● WORK REQUIRED:
Copy every line of the data below word for word, but leave the pictures out.

Spatial layout data:
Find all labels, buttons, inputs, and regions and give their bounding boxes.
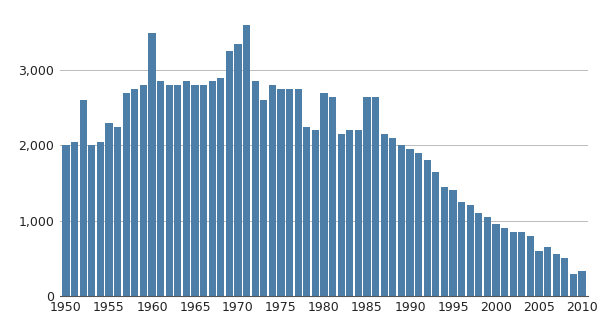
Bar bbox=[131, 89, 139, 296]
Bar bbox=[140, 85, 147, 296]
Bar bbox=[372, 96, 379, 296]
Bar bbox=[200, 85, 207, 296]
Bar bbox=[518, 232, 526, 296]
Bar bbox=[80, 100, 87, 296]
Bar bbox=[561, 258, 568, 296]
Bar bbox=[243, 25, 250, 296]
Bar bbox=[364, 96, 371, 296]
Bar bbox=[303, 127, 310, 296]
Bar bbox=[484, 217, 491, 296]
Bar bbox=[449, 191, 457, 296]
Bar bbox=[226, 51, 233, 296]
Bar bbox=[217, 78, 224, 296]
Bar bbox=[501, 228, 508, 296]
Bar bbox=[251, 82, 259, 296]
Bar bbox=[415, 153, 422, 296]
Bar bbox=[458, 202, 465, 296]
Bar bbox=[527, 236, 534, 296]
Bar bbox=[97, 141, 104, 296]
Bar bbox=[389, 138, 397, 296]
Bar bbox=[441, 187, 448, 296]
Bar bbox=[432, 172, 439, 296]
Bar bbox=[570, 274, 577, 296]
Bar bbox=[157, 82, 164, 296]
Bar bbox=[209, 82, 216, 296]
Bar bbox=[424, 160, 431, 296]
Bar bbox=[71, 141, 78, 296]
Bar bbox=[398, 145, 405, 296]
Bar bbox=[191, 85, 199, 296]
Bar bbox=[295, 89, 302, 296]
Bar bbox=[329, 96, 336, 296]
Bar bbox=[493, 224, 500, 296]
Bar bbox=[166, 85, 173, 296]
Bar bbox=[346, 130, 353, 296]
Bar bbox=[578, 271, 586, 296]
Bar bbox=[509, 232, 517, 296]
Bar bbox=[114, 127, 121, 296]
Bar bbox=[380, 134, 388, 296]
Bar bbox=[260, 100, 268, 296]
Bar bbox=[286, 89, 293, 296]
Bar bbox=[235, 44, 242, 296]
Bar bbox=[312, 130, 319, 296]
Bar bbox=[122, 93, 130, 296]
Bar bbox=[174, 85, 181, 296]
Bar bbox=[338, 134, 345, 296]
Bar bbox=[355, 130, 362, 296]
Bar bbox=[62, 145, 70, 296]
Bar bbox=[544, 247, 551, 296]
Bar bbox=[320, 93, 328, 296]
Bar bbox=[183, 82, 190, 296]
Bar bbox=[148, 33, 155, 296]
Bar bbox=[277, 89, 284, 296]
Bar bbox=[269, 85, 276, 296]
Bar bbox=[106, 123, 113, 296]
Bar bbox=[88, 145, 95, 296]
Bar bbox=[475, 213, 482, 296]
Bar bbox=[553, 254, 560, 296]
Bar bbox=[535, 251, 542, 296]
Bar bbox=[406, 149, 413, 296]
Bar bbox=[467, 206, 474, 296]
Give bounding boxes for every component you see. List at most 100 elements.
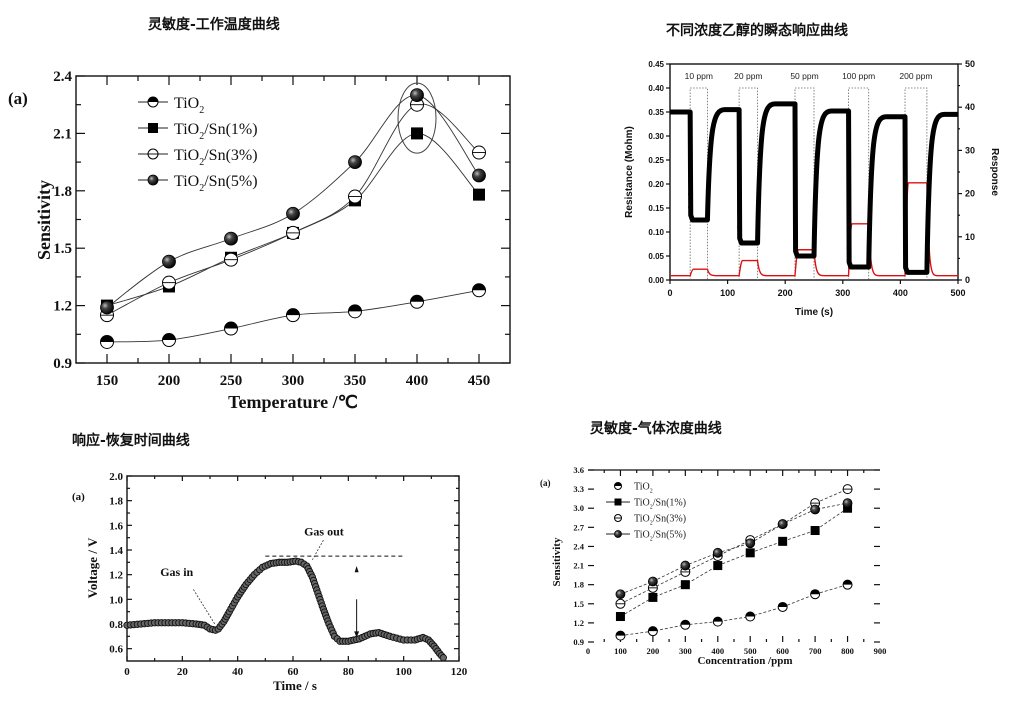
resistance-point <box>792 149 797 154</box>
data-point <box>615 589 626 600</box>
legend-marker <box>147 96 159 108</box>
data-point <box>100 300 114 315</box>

● EXERCISE OUTPUT:
Find all labels, buttons, inputs, and regions and give their bounding boxes.
Bar bbox=[131, 89, 139, 296]
Bar bbox=[140, 85, 147, 296]
Bar bbox=[372, 96, 379, 296]
Bar bbox=[200, 85, 207, 296]
Bar bbox=[518, 232, 526, 296]
Bar bbox=[80, 100, 87, 296]
Bar bbox=[561, 258, 568, 296]
Bar bbox=[243, 25, 250, 296]
Bar bbox=[364, 96, 371, 296]
Bar bbox=[303, 127, 310, 296]
Bar bbox=[484, 217, 491, 296]
Bar bbox=[449, 191, 457, 296]
Bar bbox=[226, 51, 233, 296]
Bar bbox=[217, 78, 224, 296]
Bar bbox=[501, 228, 508, 296]
Bar bbox=[251, 82, 259, 296]
Bar bbox=[415, 153, 422, 296]
Bar bbox=[458, 202, 465, 296]
Bar bbox=[527, 236, 534, 296]
Bar bbox=[97, 141, 104, 296]
Bar bbox=[389, 138, 397, 296]
Bar bbox=[441, 187, 448, 296]
Bar bbox=[432, 172, 439, 296]
Bar bbox=[570, 274, 577, 296]
Bar bbox=[157, 82, 164, 296]
Bar bbox=[209, 82, 216, 296]
Bar bbox=[424, 160, 431, 296]
Bar bbox=[71, 141, 78, 296]
Bar bbox=[398, 145, 405, 296]
Bar bbox=[191, 85, 199, 296]
Bar bbox=[295, 89, 302, 296]
Bar bbox=[329, 96, 336, 296]
Bar bbox=[493, 224, 500, 296]
Bar bbox=[166, 85, 173, 296]
Bar bbox=[346, 130, 353, 296]
Bar bbox=[578, 271, 586, 296]
Bar bbox=[509, 232, 517, 296]
Bar bbox=[114, 127, 121, 296]
Bar bbox=[380, 134, 388, 296]
Bar bbox=[260, 100, 268, 296]
Bar bbox=[286, 89, 293, 296]
Bar bbox=[235, 44, 242, 296]
Bar bbox=[312, 130, 319, 296]
Bar bbox=[122, 93, 130, 296]
Bar bbox=[174, 85, 181, 296]
Bar bbox=[338, 134, 345, 296]
Bar bbox=[355, 130, 362, 296]
Bar bbox=[62, 145, 70, 296]
Bar bbox=[544, 247, 551, 296]
Bar bbox=[320, 93, 328, 296]
Bar bbox=[183, 82, 190, 296]
Bar bbox=[148, 33, 155, 296]
Bar bbox=[277, 89, 284, 296]
Bar bbox=[269, 85, 276, 296]
Bar bbox=[106, 123, 113, 296]
Bar bbox=[88, 145, 95, 296]
Bar bbox=[475, 213, 482, 296]
Bar bbox=[553, 254, 560, 296]
Bar bbox=[535, 251, 542, 296]
Bar bbox=[406, 149, 413, 296]
Bar bbox=[467, 206, 474, 296]
Give bounding boxes for every component you see. List at most 100 elements.
resistance-point <box>792 149 797 154</box>
data-point <box>615 589 626 600</box>
legend-marker <box>147 96 159 108</box>
data-point <box>100 300 114 315</box>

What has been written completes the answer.